=== Given request ===
Look for "that" in each line of the entries, and return the matching lines.

>> START Exercise inputs

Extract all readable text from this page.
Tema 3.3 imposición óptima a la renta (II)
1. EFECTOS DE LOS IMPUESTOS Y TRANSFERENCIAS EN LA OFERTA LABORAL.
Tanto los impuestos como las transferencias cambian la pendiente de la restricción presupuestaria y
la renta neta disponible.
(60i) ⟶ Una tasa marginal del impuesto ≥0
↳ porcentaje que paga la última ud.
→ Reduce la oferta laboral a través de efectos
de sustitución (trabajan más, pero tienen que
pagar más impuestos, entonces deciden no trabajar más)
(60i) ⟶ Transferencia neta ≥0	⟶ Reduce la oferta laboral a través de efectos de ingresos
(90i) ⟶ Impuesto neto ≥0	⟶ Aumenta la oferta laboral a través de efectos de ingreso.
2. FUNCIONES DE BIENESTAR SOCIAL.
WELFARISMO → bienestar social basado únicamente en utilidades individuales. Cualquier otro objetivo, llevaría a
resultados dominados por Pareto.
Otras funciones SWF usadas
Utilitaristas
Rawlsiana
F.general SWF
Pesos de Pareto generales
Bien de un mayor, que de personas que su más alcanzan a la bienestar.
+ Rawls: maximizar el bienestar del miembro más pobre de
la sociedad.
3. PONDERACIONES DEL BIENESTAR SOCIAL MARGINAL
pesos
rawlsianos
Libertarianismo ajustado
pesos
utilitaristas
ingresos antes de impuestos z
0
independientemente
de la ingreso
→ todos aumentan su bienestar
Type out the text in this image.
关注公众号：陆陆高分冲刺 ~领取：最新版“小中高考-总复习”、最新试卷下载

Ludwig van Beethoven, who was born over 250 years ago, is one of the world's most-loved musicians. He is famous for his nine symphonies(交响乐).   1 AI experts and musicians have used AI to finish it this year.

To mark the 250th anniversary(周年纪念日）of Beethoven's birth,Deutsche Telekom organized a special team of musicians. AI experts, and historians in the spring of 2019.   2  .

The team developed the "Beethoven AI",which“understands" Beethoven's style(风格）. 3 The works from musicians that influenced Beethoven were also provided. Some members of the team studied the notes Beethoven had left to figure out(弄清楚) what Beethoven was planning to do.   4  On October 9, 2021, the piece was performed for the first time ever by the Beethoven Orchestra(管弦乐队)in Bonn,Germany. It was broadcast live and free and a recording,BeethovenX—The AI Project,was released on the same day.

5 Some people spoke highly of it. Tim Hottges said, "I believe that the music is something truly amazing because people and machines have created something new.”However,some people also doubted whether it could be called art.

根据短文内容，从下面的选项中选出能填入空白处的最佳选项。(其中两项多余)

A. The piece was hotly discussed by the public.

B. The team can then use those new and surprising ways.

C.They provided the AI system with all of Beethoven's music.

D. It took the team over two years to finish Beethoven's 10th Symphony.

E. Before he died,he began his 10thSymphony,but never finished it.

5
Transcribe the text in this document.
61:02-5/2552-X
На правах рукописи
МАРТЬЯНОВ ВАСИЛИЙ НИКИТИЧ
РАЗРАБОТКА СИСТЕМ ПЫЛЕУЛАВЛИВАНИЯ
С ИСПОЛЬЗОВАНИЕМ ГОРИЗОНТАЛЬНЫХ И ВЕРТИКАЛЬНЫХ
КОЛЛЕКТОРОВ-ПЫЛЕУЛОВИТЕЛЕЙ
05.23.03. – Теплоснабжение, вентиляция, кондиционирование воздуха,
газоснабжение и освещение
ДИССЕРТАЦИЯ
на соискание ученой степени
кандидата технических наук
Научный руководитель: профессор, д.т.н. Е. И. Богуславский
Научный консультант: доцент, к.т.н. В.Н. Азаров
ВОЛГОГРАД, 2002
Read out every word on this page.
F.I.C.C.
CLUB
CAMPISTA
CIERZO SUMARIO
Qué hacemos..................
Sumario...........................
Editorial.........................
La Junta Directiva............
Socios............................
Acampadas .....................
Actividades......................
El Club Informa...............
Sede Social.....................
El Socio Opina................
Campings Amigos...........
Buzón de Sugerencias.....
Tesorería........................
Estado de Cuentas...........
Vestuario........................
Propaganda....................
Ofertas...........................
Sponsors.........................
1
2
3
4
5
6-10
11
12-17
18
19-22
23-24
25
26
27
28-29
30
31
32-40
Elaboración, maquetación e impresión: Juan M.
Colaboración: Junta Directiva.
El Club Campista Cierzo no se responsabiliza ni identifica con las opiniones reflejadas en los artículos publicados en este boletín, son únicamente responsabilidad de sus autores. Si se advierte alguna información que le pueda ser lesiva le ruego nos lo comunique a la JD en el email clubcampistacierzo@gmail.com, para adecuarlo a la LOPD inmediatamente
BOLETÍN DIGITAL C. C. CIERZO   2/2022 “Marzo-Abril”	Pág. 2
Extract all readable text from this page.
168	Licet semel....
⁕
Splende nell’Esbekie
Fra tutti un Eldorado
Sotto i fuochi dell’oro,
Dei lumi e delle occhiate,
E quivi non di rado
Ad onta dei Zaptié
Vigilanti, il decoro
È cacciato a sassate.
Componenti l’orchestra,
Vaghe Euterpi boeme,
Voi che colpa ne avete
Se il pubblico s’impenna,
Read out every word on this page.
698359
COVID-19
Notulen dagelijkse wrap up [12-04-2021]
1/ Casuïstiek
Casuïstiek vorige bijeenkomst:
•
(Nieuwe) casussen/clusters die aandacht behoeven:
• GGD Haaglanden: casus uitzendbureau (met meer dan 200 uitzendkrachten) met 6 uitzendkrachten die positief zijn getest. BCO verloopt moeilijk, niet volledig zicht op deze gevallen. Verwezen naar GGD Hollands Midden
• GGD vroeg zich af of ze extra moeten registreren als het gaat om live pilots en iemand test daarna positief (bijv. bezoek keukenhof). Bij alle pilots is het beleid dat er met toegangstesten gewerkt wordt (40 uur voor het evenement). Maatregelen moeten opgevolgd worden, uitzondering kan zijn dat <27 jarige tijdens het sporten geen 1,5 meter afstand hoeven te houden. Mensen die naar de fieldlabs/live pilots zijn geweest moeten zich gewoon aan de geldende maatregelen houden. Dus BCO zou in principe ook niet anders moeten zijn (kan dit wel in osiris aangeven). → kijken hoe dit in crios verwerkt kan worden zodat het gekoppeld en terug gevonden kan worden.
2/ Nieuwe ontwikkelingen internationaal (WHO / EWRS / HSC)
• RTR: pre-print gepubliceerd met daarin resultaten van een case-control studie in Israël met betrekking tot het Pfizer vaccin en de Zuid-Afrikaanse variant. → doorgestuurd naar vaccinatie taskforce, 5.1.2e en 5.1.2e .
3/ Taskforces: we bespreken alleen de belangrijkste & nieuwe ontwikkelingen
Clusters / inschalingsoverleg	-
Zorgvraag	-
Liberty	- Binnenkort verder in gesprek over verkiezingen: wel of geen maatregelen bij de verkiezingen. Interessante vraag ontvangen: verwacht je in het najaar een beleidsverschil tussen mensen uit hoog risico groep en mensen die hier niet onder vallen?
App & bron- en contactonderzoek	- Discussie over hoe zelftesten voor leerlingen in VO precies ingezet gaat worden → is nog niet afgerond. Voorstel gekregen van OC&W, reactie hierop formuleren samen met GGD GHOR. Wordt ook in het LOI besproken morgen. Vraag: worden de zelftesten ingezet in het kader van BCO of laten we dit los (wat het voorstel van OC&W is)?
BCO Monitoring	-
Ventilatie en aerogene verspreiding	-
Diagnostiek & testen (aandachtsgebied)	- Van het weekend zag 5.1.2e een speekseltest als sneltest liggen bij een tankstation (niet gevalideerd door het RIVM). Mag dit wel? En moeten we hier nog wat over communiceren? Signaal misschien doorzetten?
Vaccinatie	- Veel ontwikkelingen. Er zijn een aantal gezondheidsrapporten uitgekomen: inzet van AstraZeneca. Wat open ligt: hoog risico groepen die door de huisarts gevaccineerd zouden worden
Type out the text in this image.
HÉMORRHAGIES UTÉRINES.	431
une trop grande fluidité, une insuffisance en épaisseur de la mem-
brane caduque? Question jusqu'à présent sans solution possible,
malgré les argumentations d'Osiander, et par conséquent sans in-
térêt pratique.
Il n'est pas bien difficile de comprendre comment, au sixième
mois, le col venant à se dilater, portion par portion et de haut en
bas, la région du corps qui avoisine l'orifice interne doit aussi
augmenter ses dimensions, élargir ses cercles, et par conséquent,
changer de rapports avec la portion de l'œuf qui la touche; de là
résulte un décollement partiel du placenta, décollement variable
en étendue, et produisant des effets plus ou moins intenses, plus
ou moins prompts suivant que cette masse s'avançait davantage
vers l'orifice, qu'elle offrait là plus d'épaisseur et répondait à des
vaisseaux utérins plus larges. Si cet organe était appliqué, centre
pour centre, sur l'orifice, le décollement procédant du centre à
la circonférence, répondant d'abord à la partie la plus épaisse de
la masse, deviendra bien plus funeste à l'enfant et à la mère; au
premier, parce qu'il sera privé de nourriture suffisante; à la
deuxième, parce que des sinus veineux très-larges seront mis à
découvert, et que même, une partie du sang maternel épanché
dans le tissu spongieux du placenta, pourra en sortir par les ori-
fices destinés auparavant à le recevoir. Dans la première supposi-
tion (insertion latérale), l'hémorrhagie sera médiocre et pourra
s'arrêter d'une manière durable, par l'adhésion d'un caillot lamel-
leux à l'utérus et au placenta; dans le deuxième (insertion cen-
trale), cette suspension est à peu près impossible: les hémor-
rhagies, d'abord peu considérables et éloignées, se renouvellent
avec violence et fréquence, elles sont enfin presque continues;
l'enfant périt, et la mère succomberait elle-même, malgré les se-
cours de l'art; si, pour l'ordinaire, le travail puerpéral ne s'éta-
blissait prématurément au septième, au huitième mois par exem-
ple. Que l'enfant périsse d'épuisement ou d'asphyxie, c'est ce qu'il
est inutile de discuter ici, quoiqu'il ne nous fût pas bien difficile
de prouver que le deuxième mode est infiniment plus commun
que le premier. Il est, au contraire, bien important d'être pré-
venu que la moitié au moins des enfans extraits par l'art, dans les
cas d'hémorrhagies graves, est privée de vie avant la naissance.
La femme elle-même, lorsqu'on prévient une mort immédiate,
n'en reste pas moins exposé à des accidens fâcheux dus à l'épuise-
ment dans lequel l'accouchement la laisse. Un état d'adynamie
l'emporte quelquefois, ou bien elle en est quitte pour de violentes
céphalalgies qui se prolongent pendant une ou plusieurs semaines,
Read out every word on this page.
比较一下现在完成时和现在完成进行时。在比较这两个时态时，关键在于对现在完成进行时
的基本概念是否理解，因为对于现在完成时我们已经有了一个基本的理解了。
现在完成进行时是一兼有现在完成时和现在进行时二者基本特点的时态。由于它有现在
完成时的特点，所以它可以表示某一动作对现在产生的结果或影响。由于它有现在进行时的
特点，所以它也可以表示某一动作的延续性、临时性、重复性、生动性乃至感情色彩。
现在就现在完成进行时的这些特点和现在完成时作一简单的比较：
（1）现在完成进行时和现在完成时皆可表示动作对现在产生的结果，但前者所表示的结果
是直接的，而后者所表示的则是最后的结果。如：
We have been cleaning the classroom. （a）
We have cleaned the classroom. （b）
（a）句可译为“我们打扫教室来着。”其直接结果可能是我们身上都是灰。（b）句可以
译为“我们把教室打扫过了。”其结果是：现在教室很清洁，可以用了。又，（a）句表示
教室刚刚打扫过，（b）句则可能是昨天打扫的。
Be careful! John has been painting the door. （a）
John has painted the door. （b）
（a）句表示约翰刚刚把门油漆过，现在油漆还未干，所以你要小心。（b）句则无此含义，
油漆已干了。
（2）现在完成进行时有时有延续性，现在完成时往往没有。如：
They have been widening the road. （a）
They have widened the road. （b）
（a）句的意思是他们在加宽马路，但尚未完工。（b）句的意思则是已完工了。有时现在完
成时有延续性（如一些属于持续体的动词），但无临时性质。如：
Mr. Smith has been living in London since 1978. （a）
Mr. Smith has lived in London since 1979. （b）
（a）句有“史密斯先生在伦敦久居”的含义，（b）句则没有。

>> END Exercise inputs

=== Task output ===
The team developed the "Beethoven AI",which“understands" Beethoven's style(风格）. 3 The works from musicians that influenced Beethoven were also provided. Some members of the team studied the notes Beethoven had left to figure out(弄清楚) what Beethoven was planning to do.   4  On October 9, 2021, the piece was performed for the first time ever by the Beethoven Orchestra(管弦乐队)in Bonn,Germany. It was broadcast live and free and a recording,BeethovenX—The AI Project,was released on the same day.
5 Some people spoke highly of it. Tim Hottges said, "I believe that the music is something truly amazing because people and machines have created something new.”However,some people also doubted whether it could be called art.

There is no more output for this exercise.